<<<<

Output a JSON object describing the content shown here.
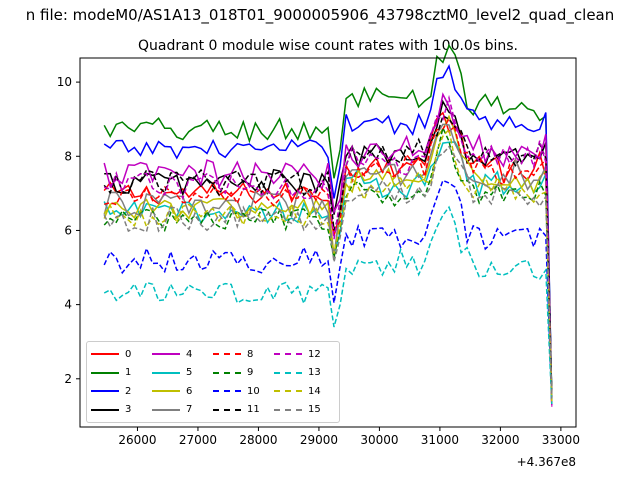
{
  "chart_data": {
    "type": "line",
    "figure_title": "n file: modeM0/AS1A13_018T01_9000005906_43798cztM0_level2_quad_clean",
    "title": "Quadrant 0 module wise count rates with 100.0s bins.",
    "xlabel": "",
    "ylabel": "",
    "x_offset_label": "+4.367e8",
    "xlim": [
      25050,
      33250
    ],
    "ylim": [
      0.7,
      10.65
    ],
    "xticks": [
      26000,
      27000,
      28000,
      29000,
      30000,
      31000,
      32000,
      33000
    ],
    "yticks": [
      2,
      4,
      6,
      8,
      10
    ],
    "grid": false,
    "legend_position": "lower-left",
    "x_start": 25450,
    "x_step": 100,
    "n_points": 75,
    "series": [
      {
        "name": "0",
        "color": "#ff0000",
        "linestyle": "solid",
        "base": 7.0,
        "noise": 0.3
      },
      {
        "name": "1",
        "color": "#008000",
        "linestyle": "solid",
        "base": 8.7,
        "noise": 0.35
      },
      {
        "name": "2",
        "color": "#0000ff",
        "linestyle": "solid",
        "base": 8.2,
        "noise": 0.25
      },
      {
        "name": "3",
        "color": "#000000",
        "linestyle": "solid",
        "base": 7.3,
        "noise": 0.35
      },
      {
        "name": "4",
        "color": "#bf00bf",
        "linestyle": "solid",
        "base": 7.5,
        "noise": 0.4
      },
      {
        "name": "5",
        "color": "#00bfbf",
        "linestyle": "solid",
        "base": 6.5,
        "noise": 0.3
      },
      {
        "name": "6",
        "color": "#bfbf00",
        "linestyle": "solid",
        "base": 6.6,
        "noise": 0.3
      },
      {
        "name": "7",
        "color": "#808080",
        "linestyle": "solid",
        "base": 6.7,
        "noise": 0.35
      },
      {
        "name": "8",
        "color": "#ff0000",
        "linestyle": "dashed",
        "base": 6.9,
        "noise": 0.3
      },
      {
        "name": "9",
        "color": "#008000",
        "linestyle": "dashed",
        "base": 6.3,
        "noise": 0.3
      },
      {
        "name": "10",
        "color": "#0000ff",
        "linestyle": "dashed",
        "base": 5.2,
        "noise": 0.35
      },
      {
        "name": "11",
        "color": "#000000",
        "linestyle": "dashed",
        "base": 7.3,
        "noise": 0.35
      },
      {
        "name": "12",
        "color": "#bf00bf",
        "linestyle": "dashed",
        "base": 7.2,
        "noise": 0.35
      },
      {
        "name": "13",
        "color": "#00bfbf",
        "linestyle": "dashed",
        "base": 4.3,
        "noise": 0.3
      },
      {
        "name": "14",
        "color": "#bfbf00",
        "linestyle": "dashed",
        "base": 6.4,
        "noise": 0.3
      },
      {
        "name": "15",
        "color": "#808080",
        "linestyle": "dashed",
        "base": 6.3,
        "noise": 0.35
      }
    ],
    "profile": {
      "dip_x": 29300,
      "dip_depth": 1.1,
      "step_x": 29350,
      "step_amount": 0.9,
      "peak_x": 31100,
      "peak_amount": 1.4,
      "peak_width": 250,
      "final_x": 32850,
      "final_value": 1.4
    }
  }
}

>>>>

Challenge: Images do not belong in the copy; reproduce all other parts of the records above verbatim.

Final result:
Output a JSON object describing the content shown here.
{
  "chart_data": {
    "type": "line",
    "figure_title": "n file: modeM0/AS1A13_018T01_9000005906_43798cztM0_level2_quad_clean",
    "title": "Quadrant 0 module wise count rates with 100.0s bins.",
    "xlabel": "",
    "ylabel": "",
    "x_offset_label": "+4.367e8",
    "xlim": [
      25050,
      33250
    ],
    "ylim": [
      0.7,
      10.65
    ],
    "xticks": [
      26000,
      27000,
      28000,
      29000,
      30000,
      31000,
      32000,
      33000
    ],
    "yticks": [
      2,
      4,
      6,
      8,
      10
    ],
    "grid": false,
    "legend_position": "lower-left",
    "x_start": 25450,
    "x_step": 100,
    "n_points": 75,
    "series": [
      {
        "name": "0",
        "color": "#ff0000",
        "linestyle": "solid",
        "base": 7.0,
        "noise": 0.3
      },
      {
        "name": "1",
        "color": "#008000",
        "linestyle": "solid",
        "base": 8.7,
        "noise": 0.35
      },
      {
        "name": "2",
        "color": "#0000ff",
        "linestyle": "solid",
        "base": 8.2,
        "noise": 0.25
      },
      {
        "name": "3",
        "color": "#000000",
        "linestyle": "solid",
        "base": 7.3,
        "noise": 0.35
      },
      {
        "name": "4",
        "color": "#bf00bf",
        "linestyle": "solid",
        "base": 7.5,
        "noise": 0.4
      },
      {
        "name": "5",
        "color": "#00bfbf",
        "linestyle": "solid",
        "base": 6.5,
        "noise": 0.3
      },
      {
        "name": "6",
        "color": "#bfbf00",
        "linestyle": "solid",
        "base": 6.6,
        "noise": 0.3
      },
      {
        "name": "7",
        "color": "#808080",
        "linestyle": "solid",
        "base": 6.7,
        "noise": 0.35
      },
      {
        "name": "8",
        "color": "#ff0000",
        "linestyle": "dashed",
        "base": 6.9,
        "noise": 0.3
      },
      {
        "name": "9",
        "color": "#008000",
        "linestyle": "dashed",
        "base": 6.3,
        "noise": 0.3
      },
      {
        "name": "10",
        "color": "#0000ff",
        "linestyle": "dashed",
        "base": 5.2,
        "noise": 0.35
      },
      {
        "name": "11",
        "color": "#000000",
        "linestyle": "dashed",
        "base": 7.3,
        "noise": 0.35
      },
      {
        "name": "12",
        "color": "#bf00bf",
        "linestyle": "dashed",
        "base": 7.2,
        "noise": 0.35
      },
      {
        "name": "13",
        "color": "#00bfbf",
        "linestyle": "dashed",
        "base": 4.3,
        "noise": 0.3
      },
      {
        "name": "14",
        "color": "#bfbf00",
        "linestyle": "dashed",
        "base": 6.4,
        "noise": 0.3
      },
      {
        "name": "15",
        "color": "#808080",
        "linestyle": "dashed",
        "base": 6.3,
        "noise": 0.35
      }
    ],
    "profile": {
      "dip_x": 29300,
      "dip_depth": 1.1,
      "step_x": 29350,
      "step_amount": 0.9,
      "peak_x": 31100,
      "peak_amount": 1.4,
      "peak_width": 250,
      "final_x": 32850,
      "final_value": 1.4
    }
  }
}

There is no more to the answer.